*Material to process*.
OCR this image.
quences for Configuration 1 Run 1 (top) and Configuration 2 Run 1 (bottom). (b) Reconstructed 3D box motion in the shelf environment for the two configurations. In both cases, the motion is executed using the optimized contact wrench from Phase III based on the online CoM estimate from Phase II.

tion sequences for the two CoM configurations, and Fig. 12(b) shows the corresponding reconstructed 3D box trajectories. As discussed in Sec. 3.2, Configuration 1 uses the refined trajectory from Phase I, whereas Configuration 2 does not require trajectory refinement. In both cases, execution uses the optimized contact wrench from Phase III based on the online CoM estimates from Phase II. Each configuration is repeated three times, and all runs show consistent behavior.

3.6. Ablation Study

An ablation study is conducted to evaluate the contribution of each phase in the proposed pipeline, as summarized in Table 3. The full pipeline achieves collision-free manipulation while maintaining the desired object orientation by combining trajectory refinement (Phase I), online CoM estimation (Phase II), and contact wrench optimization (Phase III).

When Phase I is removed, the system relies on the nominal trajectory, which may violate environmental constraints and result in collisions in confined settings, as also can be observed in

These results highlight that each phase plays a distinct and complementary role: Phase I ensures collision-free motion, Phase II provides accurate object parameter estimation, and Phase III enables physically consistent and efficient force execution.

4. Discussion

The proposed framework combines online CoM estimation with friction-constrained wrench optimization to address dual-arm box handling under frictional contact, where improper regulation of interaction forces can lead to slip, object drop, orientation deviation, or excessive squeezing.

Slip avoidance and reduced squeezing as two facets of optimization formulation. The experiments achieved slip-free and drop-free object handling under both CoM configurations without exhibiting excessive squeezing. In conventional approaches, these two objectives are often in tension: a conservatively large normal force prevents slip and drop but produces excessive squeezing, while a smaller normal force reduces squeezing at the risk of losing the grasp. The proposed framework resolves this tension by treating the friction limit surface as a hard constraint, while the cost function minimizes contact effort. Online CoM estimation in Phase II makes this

*Set task*. Write out all records exactly, keeping every detail.

*Task output*.
OCR this image.
quences for Configuration 1 Run 1 (top) and Configuration 2 Run 1 (bottom). (b) Reconstructed 3D box motion in the shelf environment for the two configurations. In both cases, the motion is executed using the optimized contact wrench from Phase III based on the online CoM estimate from Phase II.

tion sequences for the two CoM configurations, and Fig. 12(b) shows the corresponding reconstructed 3D box trajectories. As discussed in Sec. 3.2, Configuration 1 uses the refined trajectory from Phase I, whereas Configuration 2 does not require trajectory refinement. In both cases, execution uses the optimized contact wrench from Phase III based on the online CoM estimates from Phase II. Each configuration is repeated three times, and all runs show consistent behavior.

3.6. Ablation Study

An ablation study is conducted to evaluate the contribution of each phase in the proposed pipeline, as summarized in Table 3. The full pipeline achieves collision-free manipulation while maintaining the desired object orientation by combining trajectory refinement (Phase I), online CoM estimation (Phase II), and contact wrench optimization (Phase III).

When Phase I is removed, the system relies on the nominal trajectory, which may violate environmental constraints and result in collisions in confined settings, as also can be observed in

These results highlight that each phase plays a distinct and complementary role: Phase I ensures collision-free motion, Phase II provides accurate object parameter estimation, and Phase III enables physically consistent and efficient force execution.

4. Discussion

The proposed framework combines online CoM estimation with friction-constrained wrench optimization to address dual-arm box handling under frictional contact, where improper regulation of interaction forces can lead to slip, object drop, orientation deviation, or excessive squeezing.

Slip avoidance and reduced squeezing as two facets of optimization formulation. The experiments achieved slip-free and drop-free object handling under both CoM configurations without exhibiting excessive squeezing. In conventional approaches, these two objectives are often in tension: a conservatively large normal force prevents slip and drop but produces excessive squeezing, while a smaller normal force reduces squeezing at the risk of losing the grasp. The proposed framework resolves this tension by treating the friction limit surface as a hard constraint, while the cost function minimizes contact effort. Online CoM estimation in Phase II makes this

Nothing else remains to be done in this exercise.